Records provided:
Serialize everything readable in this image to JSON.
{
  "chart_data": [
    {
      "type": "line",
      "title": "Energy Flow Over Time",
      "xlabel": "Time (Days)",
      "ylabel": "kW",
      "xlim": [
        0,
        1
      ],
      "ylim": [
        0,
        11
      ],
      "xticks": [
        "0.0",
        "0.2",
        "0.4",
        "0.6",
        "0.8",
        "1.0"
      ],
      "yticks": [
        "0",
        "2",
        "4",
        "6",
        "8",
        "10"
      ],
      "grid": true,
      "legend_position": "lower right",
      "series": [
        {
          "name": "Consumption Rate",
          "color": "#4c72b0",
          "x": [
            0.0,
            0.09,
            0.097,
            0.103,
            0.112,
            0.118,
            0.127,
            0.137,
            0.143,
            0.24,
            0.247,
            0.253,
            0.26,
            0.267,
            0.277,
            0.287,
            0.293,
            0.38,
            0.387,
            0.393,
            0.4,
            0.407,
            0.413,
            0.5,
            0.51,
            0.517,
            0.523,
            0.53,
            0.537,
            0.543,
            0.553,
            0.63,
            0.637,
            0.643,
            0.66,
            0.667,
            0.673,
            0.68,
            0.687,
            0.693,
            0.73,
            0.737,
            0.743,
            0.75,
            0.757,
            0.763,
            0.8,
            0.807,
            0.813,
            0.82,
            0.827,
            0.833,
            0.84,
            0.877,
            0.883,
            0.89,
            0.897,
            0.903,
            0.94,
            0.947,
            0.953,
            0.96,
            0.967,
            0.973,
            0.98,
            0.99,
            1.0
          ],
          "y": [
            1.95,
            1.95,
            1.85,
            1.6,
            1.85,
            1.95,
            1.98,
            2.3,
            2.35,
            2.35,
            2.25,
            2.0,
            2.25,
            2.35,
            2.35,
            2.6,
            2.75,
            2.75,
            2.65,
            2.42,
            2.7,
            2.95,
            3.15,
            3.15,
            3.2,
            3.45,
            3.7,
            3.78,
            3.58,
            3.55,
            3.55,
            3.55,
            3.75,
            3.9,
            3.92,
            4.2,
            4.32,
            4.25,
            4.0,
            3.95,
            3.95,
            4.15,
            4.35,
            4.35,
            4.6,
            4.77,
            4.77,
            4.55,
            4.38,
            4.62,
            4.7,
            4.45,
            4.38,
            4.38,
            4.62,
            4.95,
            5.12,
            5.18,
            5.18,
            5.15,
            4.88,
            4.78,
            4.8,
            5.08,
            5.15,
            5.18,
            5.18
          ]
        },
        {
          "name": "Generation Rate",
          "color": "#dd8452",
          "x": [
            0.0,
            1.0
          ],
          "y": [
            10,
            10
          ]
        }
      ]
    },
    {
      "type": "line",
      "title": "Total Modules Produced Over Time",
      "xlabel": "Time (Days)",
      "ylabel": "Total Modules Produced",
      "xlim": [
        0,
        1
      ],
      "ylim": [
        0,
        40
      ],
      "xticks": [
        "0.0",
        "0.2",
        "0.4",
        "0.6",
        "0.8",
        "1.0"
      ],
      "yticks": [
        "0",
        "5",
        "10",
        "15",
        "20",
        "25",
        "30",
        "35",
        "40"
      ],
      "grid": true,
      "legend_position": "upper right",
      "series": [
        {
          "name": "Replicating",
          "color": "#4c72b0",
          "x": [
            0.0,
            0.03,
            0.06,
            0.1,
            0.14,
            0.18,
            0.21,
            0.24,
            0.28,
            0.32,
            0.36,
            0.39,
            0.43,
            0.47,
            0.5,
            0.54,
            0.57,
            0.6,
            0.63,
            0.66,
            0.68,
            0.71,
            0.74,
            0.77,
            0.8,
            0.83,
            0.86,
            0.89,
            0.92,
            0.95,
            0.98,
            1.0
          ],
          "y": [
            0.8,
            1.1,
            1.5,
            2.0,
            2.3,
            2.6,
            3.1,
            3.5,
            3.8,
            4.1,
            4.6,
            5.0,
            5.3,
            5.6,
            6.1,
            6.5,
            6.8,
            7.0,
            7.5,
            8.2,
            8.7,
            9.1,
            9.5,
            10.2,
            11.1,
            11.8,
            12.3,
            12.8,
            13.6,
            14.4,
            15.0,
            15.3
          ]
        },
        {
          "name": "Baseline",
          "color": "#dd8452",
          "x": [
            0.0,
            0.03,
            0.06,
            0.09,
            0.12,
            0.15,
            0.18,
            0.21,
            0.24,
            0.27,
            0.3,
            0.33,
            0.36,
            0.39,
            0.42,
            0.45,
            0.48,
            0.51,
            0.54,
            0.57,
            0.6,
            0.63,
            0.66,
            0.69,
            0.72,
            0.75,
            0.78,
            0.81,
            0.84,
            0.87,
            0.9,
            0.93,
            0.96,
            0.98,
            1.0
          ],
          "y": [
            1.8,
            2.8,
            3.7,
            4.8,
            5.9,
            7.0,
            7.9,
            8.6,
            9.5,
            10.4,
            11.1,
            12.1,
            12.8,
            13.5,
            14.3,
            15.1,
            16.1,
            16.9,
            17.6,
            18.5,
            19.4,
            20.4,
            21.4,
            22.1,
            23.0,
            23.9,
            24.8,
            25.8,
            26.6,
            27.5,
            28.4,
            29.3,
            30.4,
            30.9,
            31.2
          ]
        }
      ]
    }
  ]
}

Exercise task: Return all the data above once more, precisely as given.

Written solution:
Serialize everything readable in this image to JSON.
{
  "chart_data": [
    {
      "type": "line",
      "title": "Energy Flow Over Time",
      "xlabel": "Time (Days)",
      "ylabel": "kW",
      "xlim": [
        0,
        1
      ],
      "ylim": [
        0,
        11
      ],
      "xticks": [
        "0.0",
        "0.2",
        "0.4",
        "0.6",
        "0.8",
        "1.0"
      ],
      "yticks": [
        "0",
        "2",
        "4",
        "6",
        "8",
        "10"
      ],
      "grid": true,
      "legend_position": "lower right",
      "series": [
        {
          "name": "Consumption Rate",
          "color": "#4c72b0",
          "x": [
            0.0,
            0.09,
            0.097,
            0.103,
            0.112,
            0.118,
            0.127,
            0.137,
            0.143,
            0.24,
            0.247,
            0.253,
            0.26,
            0.267,
            0.277,
            0.287,
            0.293,
            0.38,
            0.387,
            0.393,
            0.4,
            0.407,
            0.413,
            0.5,
            0.51,
            0.517,
            0.523,
            0.53,
            0.537,
            0.543,
            0.553,
            0.63,
            0.637,
            0.643,
            0.66,
            0.667,
            0.673,
            0.68,
            0.687,
            0.693,
            0.73,
            0.737,
            0.743,
            0.75,
            0.757,
            0.763,
            0.8,
            0.807,
            0.813,
            0.82,
            0.827,
            0.833,
            0.84,
            0.877,
            0.883,
            0.89,
            0.897,
            0.903,
            0.94,
            0.947,
            0.953,
            0.96,
            0.967,
            0.973,
            0.98,
            0.99,
            1.0
          ],
          "y": [
            1.95,
            1.95,
            1.85,
            1.6,
            1.85,
            1.95,
            1.98,
            2.3,
            2.35,
            2.35,
            2.25,
            2.0,
            2.25,
            2.35,
            2.35,
            2.6,
            2.75,
            2.75,
            2.65,
            2.42,
            2.7,
            2.95,
            3.15,
            3.15,
            3.2,
            3.45,
            3.7,
            3.78,
            3.58,
            3.55,
            3.55,
            3.55,
            3.75,
            3.9,
            3.92,
            4.2,
            4.32,
            4.25,
            4.0,
            3.95,
            3.95,
            4.15,
            4.35,
            4.35,
            4.6,
            4.77,
            4.77,
            4.55,
            4.38,
            4.62,
            4.7,
            4.45,
            4.38,
            4.38,
            4.62,
            4.95,
            5.12,
            5.18,
            5.18,
            5.15,
            4.88,
            4.78,
            4.8,
            5.08,
            5.15,
            5.18,
            5.18
          ]
        },
        {
          "name": "Generation Rate",
          "color": "#dd8452",
          "x": [
            0.0,
            1.0
          ],
          "y": [
            10,
            10
          ]
        }
      ]
    },
    {
      "type": "line",
      "title": "Total Modules Produced Over Time",
      "xlabel": "Time (Days)",
      "ylabel": "Total Modules Produced",
      "xlim": [
        0,
        1
      ],
      "ylim": [
        0,
        40
      ],
      "xticks": [
        "0.0",
        "0.2",
        "0.4",
        "0.6",
        "0.8",
        "1.0"
      ],
      "yticks": [
        "0",
        "5",
        "10",
        "15",
        "20",
        "25",
        "30",
        "35",
        "40"
      ],
      "grid": true,
      "legend_position": "upper right",
      "series": [
        {
          "name": "Replicating",
          "color": "#4c72b0",
          "x": [
            0.0,
            0.03,
            0.06,
            0.1,
            0.14,
            0.18,
            0.21,
            0.24,
            0.28,
            0.32,
            0.36,
            0.39,
            0.43,
            0.47,
            0.5,
            0.54,
            0.57,
            0.6,
            0.63,
            0.66,
            0.68,
            0.71,
            0.74,
            0.77,
            0.8,
            0.83,
            0.86,
            0.89,
            0.92,
            0.95,
            0.98,
            1.0
          ],
          "y": [
            0.8,
            1.1,
            1.5,
            2.0,
            2.3,
            2.6,
            3.1,
            3.5,
            3.8,
            4.1,
            4.6,
            5.0,
            5.3,
            5.6,
            6.1,
            6.5,
            6.8,
            7.0,
            7.5,
            8.2,
            8.7,
            9.1,
            9.5,
            10.2,
            11.1,
            11.8,
            12.3,
            12.8,
            13.6,
            14.4,
            15.0,
            15.3
          ]
        },
        {
          "name": "Baseline",
          "color": "#dd8452",
          "x": [
            0.0,
            0.03,
            0.06,
            0.09,
            0.12,
            0.15,
            0.18,
            0.21,
            0.24,
            0.27,
            0.3,
            0.33,
            0.36,
            0.39,
            0.42,
            0.45,
            0.48,
            0.51,
            0.54,
            0.57,
            0.6,
            0.63,
            0.66,
            0.69,
            0.72,
            0.75,
            0.78,
            0.81,
            0.84,
            0.87,
            0.9,
            0.93,
            0.96,
            0.98,
            1.0
          ],
          "y": [
            1.8,
            2.8,
            3.7,
            4.8,
            5.9,
            7.0,
            7.9,
            8.6,
            9.5,
            10.4,
            11.1,
            12.1,
            12.8,
            13.5,
            14.3,
            15.1,
            16.1,
            16.9,
            17.6,
            18.5,
            19.4,
            20.4,
            21.4,
            22.1,
            23.0,
            23.9,
            24.8,
            25.8,
            26.6,
            27.5,
            28.4,
            29.3,
            30.4,
            30.9,
            31.2
          ]
        }
      ]
    }
  ]
}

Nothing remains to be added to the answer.